**Objective:** Write the records below out in full, character for character, with no pictures.

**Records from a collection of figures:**
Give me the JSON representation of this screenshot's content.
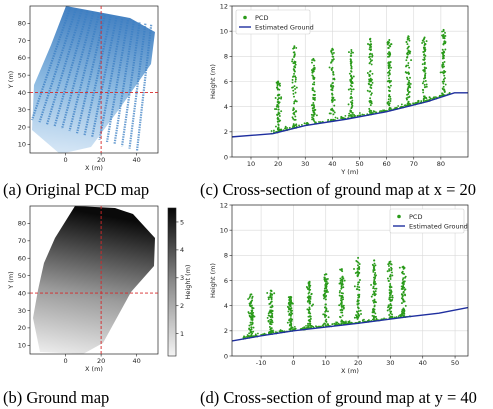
{
  "captions": {
    "a": "(a) Original PCD map",
    "b": "(b) Ground map",
    "c": "(c) Cross-section of ground map at x = 20",
    "d": "(d) Cross-section of ground map at y = 40"
  },
  "colors": {
    "pcd_green": "#2a9a1a",
    "ground_blue": "#1f2f9f",
    "pcd_map_blue": "#3b7fc4",
    "crosshair_red": "#d62728"
  },
  "chart_data": [
    {
      "id": "a",
      "type": "scatter",
      "xlabel": "X (m)",
      "ylabel": "Y (m)",
      "xlim": [
        -20,
        52
      ],
      "ylim": [
        5,
        90
      ],
      "xticks": [
        0,
        20,
        40
      ],
      "yticks": [
        10,
        20,
        30,
        40,
        50,
        60,
        70,
        80
      ],
      "grid": false,
      "crosshair": {
        "x": 20,
        "y": 40
      }
    },
    {
      "id": "b",
      "type": "heatmap",
      "xlabel": "X (m)",
      "ylabel": "Y (m)",
      "xlim": [
        -20,
        52
      ],
      "ylim": [
        5,
        90
      ],
      "xticks": [
        0,
        20,
        40
      ],
      "yticks": [
        10,
        20,
        30,
        40,
        50,
        60,
        70,
        80
      ],
      "colorbar": {
        "label": "Height (m)",
        "ticks": [
          1,
          2,
          3,
          4,
          5
        ],
        "range": [
          0.2,
          5.5
        ]
      },
      "crosshair": {
        "x": 20,
        "y": 40
      }
    },
    {
      "id": "c",
      "type": "scatter",
      "xlabel": "Y (m)",
      "ylabel": "Height (m)",
      "xlim": [
        3,
        90
      ],
      "ylim": [
        0,
        12
      ],
      "xticks": [
        10,
        20,
        30,
        40,
        50,
        60,
        70,
        80
      ],
      "yticks": [
        0,
        2,
        4,
        6,
        8,
        10,
        12
      ],
      "grid": true,
      "legend": "top-left",
      "series": [
        {
          "name": "PCD",
          "kind": "points",
          "rows": [
            {
              "x": 20,
              "top": 6.0
            },
            {
              "x": 26,
              "top": 8.8
            },
            {
              "x": 33,
              "top": 7.8
            },
            {
              "x": 40,
              "top": 8.6
            },
            {
              "x": 47,
              "top": 8.5
            },
            {
              "x": 54,
              "top": 9.4
            },
            {
              "x": 61,
              "top": 9.3
            },
            {
              "x": 68,
              "top": 9.6
            },
            {
              "x": 74,
              "top": 9.5
            },
            {
              "x": 81,
              "top": 10.1
            }
          ]
        },
        {
          "name": "Estimated Ground",
          "kind": "line",
          "x": [
            3,
            18,
            30,
            45,
            60,
            75,
            85,
            90
          ],
          "y": [
            1.6,
            1.85,
            2.5,
            3.0,
            3.6,
            4.4,
            5.1,
            5.1
          ]
        }
      ]
    },
    {
      "id": "d",
      "type": "scatter",
      "xlabel": "X (m)",
      "ylabel": "Height (m)",
      "xlim": [
        -19,
        54
      ],
      "ylim": [
        0,
        12
      ],
      "xticks": [
        -10,
        0,
        10,
        20,
        30,
        40,
        50
      ],
      "yticks": [
        0,
        2,
        4,
        6,
        8,
        10,
        12
      ],
      "grid": true,
      "legend": "top-right",
      "series": [
        {
          "name": "PCD",
          "kind": "points",
          "rows": [
            {
              "x": -13,
              "top": 4.9
            },
            {
              "x": -7,
              "top": 5.2
            },
            {
              "x": -1,
              "top": 4.7
            },
            {
              "x": 5,
              "top": 5.9
            },
            {
              "x": 10,
              "top": 6.5
            },
            {
              "x": 15,
              "top": 6.9
            },
            {
              "x": 20,
              "top": 7.8
            },
            {
              "x": 25,
              "top": 7.6
            },
            {
              "x": 30,
              "top": 7.5
            },
            {
              "x": 34,
              "top": 7.1
            }
          ]
        },
        {
          "name": "Estimated Ground",
          "kind": "line",
          "x": [
            -19,
            -10,
            0,
            10,
            20,
            35,
            45,
            54
          ],
          "y": [
            1.2,
            1.6,
            2.0,
            2.3,
            2.6,
            3.1,
            3.4,
            3.85
          ]
        }
      ]
    }
  ]
}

**Solution to the exercise:**
Give me the JSON representation of this screenshot's content.
{
  "captions": {
    "a": "(a) Original PCD map",
    "b": "(b) Ground map",
    "c": "(c) Cross-section of ground map at x = 20",
    "d": "(d) Cross-section of ground map at y = 40"
  },
  "colors": {
    "pcd_green": "#2a9a1a",
    "ground_blue": "#1f2f9f",
    "pcd_map_blue": "#3b7fc4",
    "crosshair_red": "#d62728"
  },
  "chart_data": [
    {
      "id": "a",
      "type": "scatter",
      "xlabel": "X (m)",
      "ylabel": "Y (m)",
      "xlim": [
        -20,
        52
      ],
      "ylim": [
        5,
        90
      ],
      "xticks": [
        0,
        20,
        40
      ],
      "yticks": [
        10,
        20,
        30,
        40,
        50,
        60,
        70,
        80
      ],
      "grid": false,
      "crosshair": {
        "x": 20,
        "y": 40
      }
    },
    {
      "id": "b",
      "type": "heatmap",
      "xlabel": "X (m)",
      "ylabel": "Y (m)",
      "xlim": [
        -20,
        52
      ],
      "ylim": [
        5,
        90
      ],
      "xticks": [
        0,
        20,
        40
      ],
      "yticks": [
        10,
        20,
        30,
        40,
        50,
        60,
        70,
        80
      ],
      "colorbar": {
        "label": "Height (m)",
        "ticks": [
          1,
          2,
          3,
          4,
          5
        ],
        "range": [
          0.2,
          5.5
        ]
      },
      "crosshair": {
        "x": 20,
        "y": 40
      }
    },
    {
      "id": "c",
      "type": "scatter",
      "xlabel": "Y (m)",
      "ylabel": "Height (m)",
      "xlim": [
        3,
        90
      ],
      "ylim": [
        0,
        12
      ],
      "xticks": [
        10,
        20,
        30,
        40,
        50,
        60,
        70,
        80
      ],
      "yticks": [
        0,
        2,
        4,
        6,
        8,
        10,
        12
      ],
      "grid": true,
      "legend": "top-left",
      "series": [
        {
          "name": "PCD",
          "kind": "points",
          "rows": [
            {
              "x": 20,
              "top": 6.0
            },
            {
              "x": 26,
              "top": 8.8
            },
            {
              "x": 33,
              "top": 7.8
            },
            {
              "x": 40,
              "top": 8.6
            },
            {
              "x": 47,
              "top": 8.5
            },
            {
              "x": 54,
              "top": 9.4
            },
            {
              "x": 61,
              "top": 9.3
            },
            {
              "x": 68,
              "top": 9.6
            },
            {
              "x": 74,
              "top": 9.5
            },
            {
              "x": 81,
              "top": 10.1
            }
          ]
        },
        {
          "name": "Estimated Ground",
          "kind": "line",
          "x": [
            3,
            18,
            30,
            45,
            60,
            75,
            85,
            90
          ],
          "y": [
            1.6,
            1.85,
            2.5,
            3.0,
            3.6,
            4.4,
            5.1,
            5.1
          ]
        }
      ]
    },
    {
      "id": "d",
      "type": "scatter",
      "xlabel": "X (m)",
      "ylabel": "Height (m)",
      "xlim": [
        -19,
        54
      ],
      "ylim": [
        0,
        12
      ],
      "xticks": [
        -10,
        0,
        10,
        20,
        30,
        40,
        50
      ],
      "yticks": [
        0,
        2,
        4,
        6,
        8,
        10,
        12
      ],
      "grid": true,
      "legend": "top-right",
      "series": [
        {
          "name": "PCD",
          "kind": "points",
          "rows": [
            {
              "x": -13,
              "top": 4.9
            },
            {
              "x": -7,
              "top": 5.2
            },
            {
              "x": -1,
              "top": 4.7
            },
            {
              "x": 5,
              "top": 5.9
            },
            {
              "x": 10,
              "top": 6.5
            },
            {
              "x": 15,
              "top": 6.9
            },
            {
              "x": 20,
              "top": 7.8
            },
            {
              "x": 25,
              "top": 7.6
            },
            {
              "x": 30,
              "top": 7.5
            },
            {
              "x": 34,
              "top": 7.1
            }
          ]
        },
        {
          "name": "Estimated Ground",
          "kind": "line",
          "x": [
            -19,
            -10,
            0,
            10,
            20,
            35,
            45,
            54
          ],
          "y": [
            1.2,
            1.6,
            2.0,
            2.3,
            2.6,
            3.1,
            3.4,
            3.85
          ]
        }
      ]
    }
  ]
}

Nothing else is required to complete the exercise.